Please restate the following records word for word.

Supplied data:
Begin
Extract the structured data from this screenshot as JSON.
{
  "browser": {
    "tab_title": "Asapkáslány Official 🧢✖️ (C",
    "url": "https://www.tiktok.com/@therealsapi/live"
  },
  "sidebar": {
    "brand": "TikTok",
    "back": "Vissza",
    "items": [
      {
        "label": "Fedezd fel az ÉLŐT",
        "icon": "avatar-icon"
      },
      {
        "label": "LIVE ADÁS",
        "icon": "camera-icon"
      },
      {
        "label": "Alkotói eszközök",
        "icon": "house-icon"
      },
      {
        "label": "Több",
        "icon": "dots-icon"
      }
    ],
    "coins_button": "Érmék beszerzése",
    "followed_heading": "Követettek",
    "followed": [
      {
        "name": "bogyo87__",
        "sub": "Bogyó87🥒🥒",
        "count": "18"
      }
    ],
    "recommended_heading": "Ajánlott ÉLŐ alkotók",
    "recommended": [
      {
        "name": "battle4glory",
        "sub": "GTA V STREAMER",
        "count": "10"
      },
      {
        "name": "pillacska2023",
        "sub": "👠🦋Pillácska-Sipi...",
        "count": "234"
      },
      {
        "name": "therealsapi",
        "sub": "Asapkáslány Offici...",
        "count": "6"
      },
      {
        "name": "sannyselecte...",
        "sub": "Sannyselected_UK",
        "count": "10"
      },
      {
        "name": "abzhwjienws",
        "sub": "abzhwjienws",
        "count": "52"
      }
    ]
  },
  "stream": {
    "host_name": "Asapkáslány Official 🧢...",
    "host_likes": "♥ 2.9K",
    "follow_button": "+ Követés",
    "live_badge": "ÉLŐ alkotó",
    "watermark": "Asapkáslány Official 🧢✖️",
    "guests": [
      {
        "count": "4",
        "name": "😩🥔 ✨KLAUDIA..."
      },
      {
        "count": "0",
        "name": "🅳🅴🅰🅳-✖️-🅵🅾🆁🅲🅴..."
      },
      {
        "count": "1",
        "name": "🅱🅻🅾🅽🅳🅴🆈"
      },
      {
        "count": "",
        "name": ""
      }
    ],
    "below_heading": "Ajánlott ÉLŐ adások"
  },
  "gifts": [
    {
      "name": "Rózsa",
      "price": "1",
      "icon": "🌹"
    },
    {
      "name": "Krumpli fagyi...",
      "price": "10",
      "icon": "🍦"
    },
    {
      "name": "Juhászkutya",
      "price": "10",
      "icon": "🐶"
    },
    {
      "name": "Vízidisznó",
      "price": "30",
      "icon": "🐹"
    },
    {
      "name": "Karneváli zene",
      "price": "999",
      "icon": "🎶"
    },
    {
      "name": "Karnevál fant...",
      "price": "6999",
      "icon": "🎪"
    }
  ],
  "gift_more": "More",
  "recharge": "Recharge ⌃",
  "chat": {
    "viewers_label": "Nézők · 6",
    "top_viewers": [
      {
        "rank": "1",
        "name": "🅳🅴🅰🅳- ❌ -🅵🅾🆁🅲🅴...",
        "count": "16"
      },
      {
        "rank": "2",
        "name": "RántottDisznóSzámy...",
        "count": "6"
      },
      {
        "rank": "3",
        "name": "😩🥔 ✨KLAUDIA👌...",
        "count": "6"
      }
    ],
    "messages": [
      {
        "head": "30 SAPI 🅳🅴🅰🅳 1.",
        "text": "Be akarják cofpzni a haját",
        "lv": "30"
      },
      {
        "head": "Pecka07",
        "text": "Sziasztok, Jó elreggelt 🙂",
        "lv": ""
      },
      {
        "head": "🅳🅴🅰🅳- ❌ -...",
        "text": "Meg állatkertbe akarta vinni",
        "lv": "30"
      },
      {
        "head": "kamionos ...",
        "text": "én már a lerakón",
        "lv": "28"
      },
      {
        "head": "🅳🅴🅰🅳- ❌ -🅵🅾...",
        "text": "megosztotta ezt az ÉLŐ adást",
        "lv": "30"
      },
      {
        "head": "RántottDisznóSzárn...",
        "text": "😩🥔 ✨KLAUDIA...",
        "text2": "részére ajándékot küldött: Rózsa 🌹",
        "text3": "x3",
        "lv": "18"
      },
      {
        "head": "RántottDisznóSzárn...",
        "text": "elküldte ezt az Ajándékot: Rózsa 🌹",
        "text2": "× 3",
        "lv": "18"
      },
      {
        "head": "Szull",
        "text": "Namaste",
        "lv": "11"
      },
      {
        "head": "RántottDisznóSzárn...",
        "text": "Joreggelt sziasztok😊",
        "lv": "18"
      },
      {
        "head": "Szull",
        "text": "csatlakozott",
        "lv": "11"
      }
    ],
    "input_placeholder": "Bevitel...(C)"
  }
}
End
The answer:
Extract the structured data from this screenshot as JSON.
{
  "browser": {
    "tab_title": "Asapkáslány Official 🧢✖️ (C",
    "url": "https://www.tiktok.com/@therealsapi/live"
  },
  "sidebar": {
    "brand": "TikTok",
    "back": "Vissza",
    "items": [
      {
        "label": "Fedezd fel az ÉLŐT",
        "icon": "avatar-icon"
      },
      {
        "label": "LIVE ADÁS",
        "icon": "camera-icon"
      },
      {
        "label": "Alkotói eszközök",
        "icon": "house-icon"
      },
      {
        "label": "Több",
        "icon": "dots-icon"
      }
    ],
    "coins_button": "Érmék beszerzése",
    "followed_heading": "Követettek",
    "followed": [
      {
        "name": "bogyo87__",
        "sub": "Bogyó87🥒🥒",
        "count": "18"
      }
    ],
    "recommended_heading": "Ajánlott ÉLŐ alkotók",
    "recommended": [
      {
        "name": "battle4glory",
        "sub": "GTA V STREAMER",
        "count": "10"
      },
      {
        "name": "pillacska2023",
        "sub": "👠🦋Pillácska-Sipi...",
        "count": "234"
      },
      {
        "name": "therealsapi",
        "sub": "Asapkáslány Offici...",
        "count": "6"
      },
      {
        "name": "sannyselecte...",
        "sub": "Sannyselected_UK",
        "count": "10"
      },
      {
        "name": "abzhwjienws",
        "sub": "abzhwjienws",
        "count": "52"
      }
    ]
  },
  "stream": {
    "host_name": "Asapkáslány Official 🧢...",
    "host_likes": "♥ 2.9K",
    "follow_button": "+ Követés",
    "live_badge": "ÉLŐ alkotó",
    "watermark": "Asapkáslány Official 🧢✖️",
    "guests": [
      {
        "count": "4",
        "name": "😩🥔 ✨KLAUDIA..."
      },
      {
        "count": "0",
        "name": "🅳🅴🅰🅳-✖️-🅵🅾🆁🅲🅴..."
      },
      {
        "count": "1",
        "name": "🅱🅻🅾🅽🅳🅴🆈"
      },
      {
        "count": "",
        "name": ""
      }
    ],
    "below_heading": "Ajánlott ÉLŐ adások"
  },
  "gifts": [
    {
      "name": "Rózsa",
      "price": "1",
      "icon": "🌹"
    },
    {
      "name": "Krumpli fagyi...",
      "price": "10",
      "icon": "🍦"
    },
    {
      "name": "Juhászkutya",
      "price": "10",
      "icon": "🐶"
    },
    {
      "name": "Vízidisznó",
      "price": "30",
      "icon": "🐹"
    },
    {
      "name": "Karneváli zene",
      "price": "999",
      "icon": "🎶"
    },
    {
      "name": "Karnevál fant...",
      "price": "6999",
      "icon": "🎪"
    }
  ],
  "gift_more": "More",
  "recharge": "Recharge ⌃",
  "chat": {
    "viewers_label": "Nézők · 6",
    "top_viewers": [
      {
        "rank": "1",
        "name": "🅳🅴🅰🅳- ❌ -🅵🅾🆁🅲🅴...",
        "count": "16"
      },
      {
        "rank": "2",
        "name": "RántottDisznóSzámy...",
        "count": "6"
      },
      {
        "rank": "3",
        "name": "😩🥔 ✨KLAUDIA👌...",
        "count": "6"
      }
    ],
    "messages": [
      {
        "head": "30 SAPI 🅳🅴🅰🅳 1.",
        "text": "Be akarják cofpzni a haját",
        "lv": "30"
      },
      {
        "head": "Pecka07",
        "text": "Sziasztok, Jó elreggelt 🙂",
        "lv": ""
      },
      {
        "head": "🅳🅴🅰🅳- ❌ -...",
        "text": "Meg állatkertbe akarta vinni",
        "lv": "30"
      },
      {
        "head": "kamionos ...",
        "text": "én már a lerakón",
        "lv": "28"
      },
      {
        "head": "🅳🅴🅰🅳- ❌ -🅵🅾...",
        "text": "megosztotta ezt az ÉLŐ adást",
        "lv": "30"
      },
      {
        "head": "RántottDisznóSzárn...",
        "text": "😩🥔 ✨KLAUDIA...",
        "text2": "részére ajándékot küldött: Rózsa 🌹",
        "text3": "x3",
        "lv": "18"
      },
      {
        "head": "RántottDisznóSzárn...",
        "text": "elküldte ezt az Ajándékot: Rózsa 🌹",
        "text2": "× 3",
        "lv": "18"
      },
      {
        "head": "Szull",
        "text": "Namaste",
        "lv": "11"
      },
      {
        "head": "RántottDisznóSzárn...",
        "text": "Joreggelt sziasztok😊",
        "lv": "18"
      },
      {
        "head": "Szull",
        "text": "csatlakozott",
        "lv": "11"
      }
    ],
    "input_placeholder": "Bevitel...(C)"
  }
}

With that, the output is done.